[WHAT TO DO]
Extract every line below word for word, in the same order.

(Data records)
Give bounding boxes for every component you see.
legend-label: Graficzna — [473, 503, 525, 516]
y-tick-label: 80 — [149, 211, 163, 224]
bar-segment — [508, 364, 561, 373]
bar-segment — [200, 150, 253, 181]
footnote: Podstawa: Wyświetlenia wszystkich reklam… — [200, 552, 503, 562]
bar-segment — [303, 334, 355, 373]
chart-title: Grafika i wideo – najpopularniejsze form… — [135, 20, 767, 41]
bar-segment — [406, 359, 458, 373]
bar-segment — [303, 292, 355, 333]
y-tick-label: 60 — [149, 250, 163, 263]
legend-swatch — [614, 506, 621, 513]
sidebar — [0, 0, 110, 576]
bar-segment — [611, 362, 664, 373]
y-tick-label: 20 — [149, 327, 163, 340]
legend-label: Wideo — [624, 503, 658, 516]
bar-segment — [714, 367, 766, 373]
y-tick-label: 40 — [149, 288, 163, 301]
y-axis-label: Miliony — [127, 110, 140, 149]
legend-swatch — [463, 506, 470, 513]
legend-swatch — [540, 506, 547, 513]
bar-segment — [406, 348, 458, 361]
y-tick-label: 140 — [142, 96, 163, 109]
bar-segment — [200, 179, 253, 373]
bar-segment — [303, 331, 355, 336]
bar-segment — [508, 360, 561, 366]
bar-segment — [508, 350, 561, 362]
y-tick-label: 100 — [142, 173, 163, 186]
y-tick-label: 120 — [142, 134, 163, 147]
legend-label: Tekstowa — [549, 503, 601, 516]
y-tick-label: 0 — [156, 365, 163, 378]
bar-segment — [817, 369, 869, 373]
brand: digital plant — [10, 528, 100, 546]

[CORRECT RESULT]
Give bounding boxes for every component you see.
legend-label: Graficzna — [473, 503, 525, 516]
y-tick-label: 80 — [149, 211, 163, 224]
bar-segment — [508, 364, 561, 373]
bar-segment — [200, 150, 253, 181]
footnote: Podstawa: Wyświetlenia wszystkich reklam… — [200, 552, 503, 562]
bar-segment — [303, 334, 355, 373]
chart-title: Grafika i wideo – najpopularniejsze form… — [135, 20, 767, 41]
bar-segment — [406, 359, 458, 373]
bar-segment — [303, 292, 355, 333]
y-tick-label: 60 — [149, 250, 163, 263]
legend-swatch — [614, 506, 621, 513]
sidebar — [0, 0, 110, 576]
bar-segment — [611, 362, 664, 373]
y-tick-label: 20 — [149, 327, 163, 340]
legend-label: Wideo — [624, 503, 658, 516]
bar-segment — [714, 367, 766, 373]
y-tick-label: 40 — [149, 288, 163, 301]
y-axis-label: Miliony — [127, 110, 140, 149]
legend-swatch — [463, 506, 470, 513]
legend-swatch — [540, 506, 547, 513]
bar-segment — [406, 348, 458, 361]
y-tick-label: 140 — [142, 96, 163, 109]
bar-segment — [200, 179, 253, 373]
bar-segment — [303, 331, 355, 336]
bar-segment — [508, 360, 561, 366]
bar-segment — [508, 350, 561, 362]
y-tick-label: 100 — [142, 173, 163, 186]
y-tick-label: 120 — [142, 134, 163, 147]
legend-label: Tekstowa — [549, 503, 601, 516]
y-tick-label: 0 — [156, 365, 163, 378]
bar-segment — [817, 369, 869, 373]
brand: digital plant — [10, 528, 100, 546]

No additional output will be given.